▸ **Exercise task**: Go through the records underneath and count the lines that include the string "title". Give nothing but the number.

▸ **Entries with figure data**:
[Begin]

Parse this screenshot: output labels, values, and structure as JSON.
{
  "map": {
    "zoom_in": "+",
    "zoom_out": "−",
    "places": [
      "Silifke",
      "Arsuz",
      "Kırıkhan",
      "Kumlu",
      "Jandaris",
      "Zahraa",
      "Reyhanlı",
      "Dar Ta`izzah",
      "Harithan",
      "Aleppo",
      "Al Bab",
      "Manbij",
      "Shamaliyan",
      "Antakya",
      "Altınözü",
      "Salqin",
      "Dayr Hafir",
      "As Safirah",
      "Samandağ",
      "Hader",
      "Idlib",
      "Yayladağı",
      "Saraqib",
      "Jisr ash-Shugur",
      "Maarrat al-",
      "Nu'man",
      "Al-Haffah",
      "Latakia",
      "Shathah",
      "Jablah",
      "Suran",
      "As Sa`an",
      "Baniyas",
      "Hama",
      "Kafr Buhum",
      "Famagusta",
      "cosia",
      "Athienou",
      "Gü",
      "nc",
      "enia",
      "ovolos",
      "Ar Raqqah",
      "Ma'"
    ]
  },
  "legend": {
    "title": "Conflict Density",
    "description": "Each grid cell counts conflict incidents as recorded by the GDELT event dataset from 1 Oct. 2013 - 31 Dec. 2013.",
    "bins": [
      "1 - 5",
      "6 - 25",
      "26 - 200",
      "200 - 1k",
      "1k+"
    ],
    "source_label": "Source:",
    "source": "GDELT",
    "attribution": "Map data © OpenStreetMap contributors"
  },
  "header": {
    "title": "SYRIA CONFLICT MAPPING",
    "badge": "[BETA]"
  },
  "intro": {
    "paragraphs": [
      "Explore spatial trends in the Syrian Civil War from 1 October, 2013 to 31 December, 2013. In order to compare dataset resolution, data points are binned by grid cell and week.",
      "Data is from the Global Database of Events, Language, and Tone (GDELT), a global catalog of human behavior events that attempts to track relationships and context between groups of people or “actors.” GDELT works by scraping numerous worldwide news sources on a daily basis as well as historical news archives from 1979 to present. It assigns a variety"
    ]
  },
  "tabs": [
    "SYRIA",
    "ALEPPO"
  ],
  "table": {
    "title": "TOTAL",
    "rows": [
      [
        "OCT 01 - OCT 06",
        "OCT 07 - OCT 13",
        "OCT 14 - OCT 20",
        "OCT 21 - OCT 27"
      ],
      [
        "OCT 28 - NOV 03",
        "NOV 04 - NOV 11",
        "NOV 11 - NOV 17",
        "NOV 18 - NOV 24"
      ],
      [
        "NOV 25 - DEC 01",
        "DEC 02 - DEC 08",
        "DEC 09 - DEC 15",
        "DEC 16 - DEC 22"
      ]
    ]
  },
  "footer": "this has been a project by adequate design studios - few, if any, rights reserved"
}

[End]

▸ **Exercise solution**: 3